TASK DESCRIPTION -
Identify every line in the records below that contains the word "interacción", and reproduce each one.

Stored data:
┌──
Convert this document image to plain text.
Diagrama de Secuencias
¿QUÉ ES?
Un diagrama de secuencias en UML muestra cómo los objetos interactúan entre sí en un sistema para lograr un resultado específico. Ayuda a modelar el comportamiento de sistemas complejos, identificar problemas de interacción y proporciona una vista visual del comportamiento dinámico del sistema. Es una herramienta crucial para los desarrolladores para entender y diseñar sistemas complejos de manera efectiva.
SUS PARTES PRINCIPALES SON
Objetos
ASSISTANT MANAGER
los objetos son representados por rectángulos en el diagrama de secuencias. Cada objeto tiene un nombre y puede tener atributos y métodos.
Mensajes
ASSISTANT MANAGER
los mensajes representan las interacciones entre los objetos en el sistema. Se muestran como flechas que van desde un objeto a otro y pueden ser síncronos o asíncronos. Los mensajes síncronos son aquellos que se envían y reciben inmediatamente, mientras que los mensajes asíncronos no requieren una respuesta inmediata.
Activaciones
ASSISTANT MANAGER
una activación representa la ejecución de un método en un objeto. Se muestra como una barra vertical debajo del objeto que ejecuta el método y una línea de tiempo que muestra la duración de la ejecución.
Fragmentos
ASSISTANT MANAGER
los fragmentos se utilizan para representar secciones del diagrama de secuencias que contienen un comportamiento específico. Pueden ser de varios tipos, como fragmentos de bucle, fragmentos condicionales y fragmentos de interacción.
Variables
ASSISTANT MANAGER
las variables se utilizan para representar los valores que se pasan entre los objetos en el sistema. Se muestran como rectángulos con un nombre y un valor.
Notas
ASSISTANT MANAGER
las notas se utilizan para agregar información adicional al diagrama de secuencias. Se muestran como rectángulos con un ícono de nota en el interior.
└──
SOLUTION TO THE PROBLEM -
Un diagrama de secuencias en UML muestra cómo los objetos interactúan entre sí en un sistema para lograr un resultado específico. Ayuda a modelar el comportamiento de sistemas complejos, identificar problemas de interacción y proporciona una vista visual del comportamiento dinámico del sistema. Es una herramienta crucial para los desarrolladores para entender y diseñar sistemas complejos de manera efectiva.
los fragmentos se utilizan para representar secciones del diagrama de secuencias que contienen un comportamiento específico. Pueden ser de varios tipos, como fragmentos de bucle, fragmentos condicionales y fragmentos de interacción.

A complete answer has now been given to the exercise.